Working data »
BEGIN

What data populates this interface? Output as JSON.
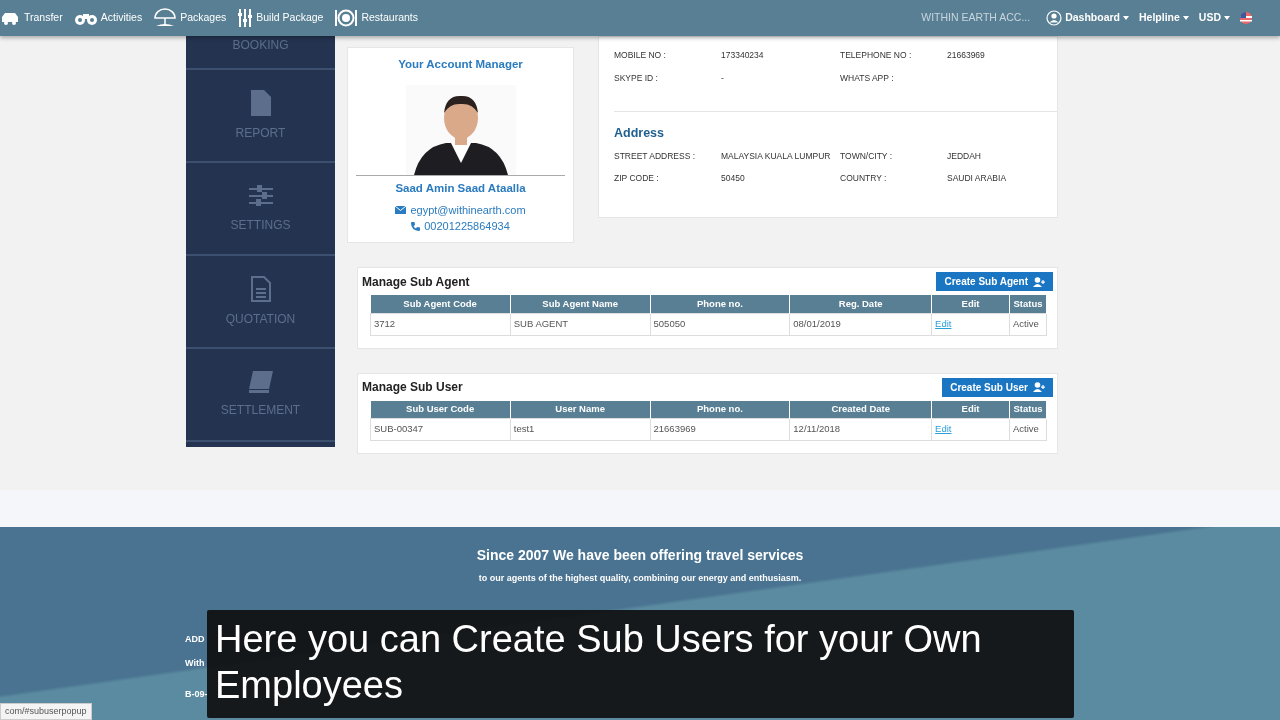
{
  "navbar": {
    "items": [
      {
        "label": "Transfer",
        "kind": "car"
      },
      {
        "label": "Activities",
        "kind": "binoculars"
      },
      {
        "label": "Packages",
        "kind": "umbrella"
      },
      {
        "label": "Build Package",
        "kind": "sliders"
      },
      {
        "label": "Restaurants",
        "kind": "plate"
      }
    ],
    "account": "WITHIN EARTH ACC...",
    "menus": [
      {
        "label": "Dashboard",
        "kind": "user"
      },
      {
        "label": "Helpline",
        "kind": "plain"
      },
      {
        "label": "USD",
        "kind": "plain"
      }
    ]
  },
  "sidebar": {
    "items": [
      {
        "label": "BOOKING",
        "kind": "none"
      },
      {
        "label": "REPORT",
        "kind": "file"
      },
      {
        "label": "SETTINGS",
        "kind": "sliders"
      },
      {
        "label": "QUOTATION",
        "kind": "doc"
      },
      {
        "label": "SETTLEMENT",
        "kind": "book"
      }
    ]
  },
  "account_manager": {
    "title": "Your Account Manager",
    "name": "Saad Amin Saad Ataalla",
    "email": "egypt@withinearth.com",
    "phone": "00201225864934"
  },
  "contact": {
    "fields": [
      {
        "label": "MOBILE NO :",
        "value": "173340234"
      },
      {
        "label": "TELEPHONE NO :",
        "value": "21663969"
      },
      {
        "label": "SKYPE ID :",
        "value": "-"
      },
      {
        "label": "WHATS APP :"
      }
    ]
  },
  "address": {
    "title": "Address",
    "left": [
      {
        "label": "STREET ADDRESS :",
        "value": "MALAYSIA KUALA LUMPUR"
      },
      {
        "label": "ZIP CODE :",
        "value": "50450"
      }
    ],
    "right": [
      {
        "label": "TOWN/CITY :",
        "value": "JEDDAH"
      },
      {
        "label": "COUNTRY :",
        "value": "SAUDI ARABIA"
      }
    ]
  },
  "tables": [
    {
      "title": "Manage Sub Agent",
      "button": "Create Sub Agent",
      "columns": [
        "Sub Agent Code",
        "Sub Agent Name",
        "Phone no.",
        "Reg. Date",
        "Edit",
        "Status"
      ],
      "rows": [
        {
          "cells": [
            "3712",
            "SUB AGENT",
            "505050",
            "08/01/2019"
          ],
          "edit": "Edit",
          "status": "Active"
        }
      ]
    },
    {
      "title": "Manage Sub User",
      "button": "Create Sub User",
      "columns": [
        "Sub User Code",
        "User Name",
        "Phone no.",
        "Created Date",
        "Edit",
        "Status"
      ],
      "rows": [
        {
          "cells": [
            "SUB-00347",
            "test1",
            "21663969",
            "12/11/2018"
          ],
          "edit": "Edit",
          "status": "Active"
        }
      ]
    }
  ],
  "footer": {
    "headline": "Since 2007 We have been offering travel services",
    "tagline": "to our agents of the highest quality, combining our energy and enthusiasm.",
    "fragments": [
      "ADD",
      "With",
      "B-09-"
    ]
  },
  "subtitle": "Here you can Create Sub Users for your Own Employees",
  "status_url": "com/#subuserpopup"
}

END

Task requirements »
Write the full listing out again with every line unchanged, but include no pictures.

Solution »
What data populates this interface? Output as JSON.
{
  "navbar": {
    "items": [
      {
        "label": "Transfer",
        "kind": "car"
      },
      {
        "label": "Activities",
        "kind": "binoculars"
      },
      {
        "label": "Packages",
        "kind": "umbrella"
      },
      {
        "label": "Build Package",
        "kind": "sliders"
      },
      {
        "label": "Restaurants",
        "kind": "plate"
      }
    ],
    "account": "WITHIN EARTH ACC...",
    "menus": [
      {
        "label": "Dashboard",
        "kind": "user"
      },
      {
        "label": "Helpline",
        "kind": "plain"
      },
      {
        "label": "USD",
        "kind": "plain"
      }
    ]
  },
  "sidebar": {
    "items": [
      {
        "label": "BOOKING",
        "kind": "none"
      },
      {
        "label": "REPORT",
        "kind": "file"
      },
      {
        "label": "SETTINGS",
        "kind": "sliders"
      },
      {
        "label": "QUOTATION",
        "kind": "doc"
      },
      {
        "label": "SETTLEMENT",
        "kind": "book"
      }
    ]
  },
  "account_manager": {
    "title": "Your Account Manager",
    "name": "Saad Amin Saad Ataalla",
    "email": "egypt@withinearth.com",
    "phone": "00201225864934"
  },
  "contact": {
    "fields": [
      {
        "label": "MOBILE NO :",
        "value": "173340234"
      },
      {
        "label": "TELEPHONE NO :",
        "value": "21663969"
      },
      {
        "label": "SKYPE ID :",
        "value": "-"
      },
      {
        "label": "WHATS APP :"
      }
    ]
  },
  "address": {
    "title": "Address",
    "left": [
      {
        "label": "STREET ADDRESS :",
        "value": "MALAYSIA KUALA LUMPUR"
      },
      {
        "label": "ZIP CODE :",
        "value": "50450"
      }
    ],
    "right": [
      {
        "label": "TOWN/CITY :",
        "value": "JEDDAH"
      },
      {
        "label": "COUNTRY :",
        "value": "SAUDI ARABIA"
      }
    ]
  },
  "tables": [
    {
      "title": "Manage Sub Agent",
      "button": "Create Sub Agent",
      "columns": [
        "Sub Agent Code",
        "Sub Agent Name",
        "Phone no.",
        "Reg. Date",
        "Edit",
        "Status"
      ],
      "rows": [
        {
          "cells": [
            "3712",
            "SUB AGENT",
            "505050",
            "08/01/2019"
          ],
          "edit": "Edit",
          "status": "Active"
        }
      ]
    },
    {
      "title": "Manage Sub User",
      "button": "Create Sub User",
      "columns": [
        "Sub User Code",
        "User Name",
        "Phone no.",
        "Created Date",
        "Edit",
        "Status"
      ],
      "rows": [
        {
          "cells": [
            "SUB-00347",
            "test1",
            "21663969",
            "12/11/2018"
          ],
          "edit": "Edit",
          "status": "Active"
        }
      ]
    }
  ],
  "footer": {
    "headline": "Since 2007 We have been offering travel services",
    "tagline": "to our agents of the highest quality, combining our energy and enthusiasm.",
    "fragments": [
      "ADD",
      "With",
      "B-09-"
    ]
  },
  "subtitle": "Here you can Create Sub Users for your Own Employees",
  "status_url": "com/#subuserpopup"
}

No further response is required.